* [SHORT PROBLEM]: Take each line that has the word "screenshot" and return it.

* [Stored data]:
----------
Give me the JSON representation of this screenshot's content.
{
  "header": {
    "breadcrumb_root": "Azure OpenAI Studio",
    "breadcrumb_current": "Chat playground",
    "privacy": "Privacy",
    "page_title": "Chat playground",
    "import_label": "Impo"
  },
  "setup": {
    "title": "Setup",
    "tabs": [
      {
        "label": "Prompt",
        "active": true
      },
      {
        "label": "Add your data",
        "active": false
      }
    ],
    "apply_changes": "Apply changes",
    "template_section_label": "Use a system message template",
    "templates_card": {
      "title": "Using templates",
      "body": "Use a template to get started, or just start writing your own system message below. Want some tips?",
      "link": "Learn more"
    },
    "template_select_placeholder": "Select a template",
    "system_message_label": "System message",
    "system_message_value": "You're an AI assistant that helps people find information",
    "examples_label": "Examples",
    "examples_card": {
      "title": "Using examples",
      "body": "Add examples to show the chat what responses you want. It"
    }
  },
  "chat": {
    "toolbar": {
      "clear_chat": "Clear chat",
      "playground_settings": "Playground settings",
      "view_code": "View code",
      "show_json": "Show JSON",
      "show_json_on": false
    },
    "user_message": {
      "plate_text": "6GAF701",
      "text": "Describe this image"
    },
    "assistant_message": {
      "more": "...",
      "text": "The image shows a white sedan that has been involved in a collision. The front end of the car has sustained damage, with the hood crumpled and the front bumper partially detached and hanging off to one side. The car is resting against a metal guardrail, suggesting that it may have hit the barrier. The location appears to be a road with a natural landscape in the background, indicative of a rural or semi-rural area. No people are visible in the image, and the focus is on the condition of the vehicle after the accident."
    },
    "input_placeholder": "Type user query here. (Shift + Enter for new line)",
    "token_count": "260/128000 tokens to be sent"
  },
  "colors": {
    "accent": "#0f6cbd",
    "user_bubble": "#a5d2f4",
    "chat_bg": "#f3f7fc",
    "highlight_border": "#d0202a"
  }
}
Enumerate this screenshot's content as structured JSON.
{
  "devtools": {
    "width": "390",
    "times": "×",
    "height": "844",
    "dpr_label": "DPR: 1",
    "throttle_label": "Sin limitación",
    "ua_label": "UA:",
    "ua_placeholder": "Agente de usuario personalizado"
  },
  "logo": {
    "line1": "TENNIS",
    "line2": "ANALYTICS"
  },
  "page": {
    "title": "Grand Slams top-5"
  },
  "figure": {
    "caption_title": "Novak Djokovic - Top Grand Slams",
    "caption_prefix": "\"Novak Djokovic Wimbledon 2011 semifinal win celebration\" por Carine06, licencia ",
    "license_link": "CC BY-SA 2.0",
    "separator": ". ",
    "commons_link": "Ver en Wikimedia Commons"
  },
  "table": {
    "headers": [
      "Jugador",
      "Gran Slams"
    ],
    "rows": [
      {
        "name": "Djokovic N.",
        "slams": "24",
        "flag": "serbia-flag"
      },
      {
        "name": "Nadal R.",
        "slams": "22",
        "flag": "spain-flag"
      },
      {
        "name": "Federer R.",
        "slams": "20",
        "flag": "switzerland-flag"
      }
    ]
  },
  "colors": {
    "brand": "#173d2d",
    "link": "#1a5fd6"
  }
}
----------
* [THE RESULT]:
Give me the JSON representation of this screenshot's content.
Enumerate this screenshot's content as structured JSON.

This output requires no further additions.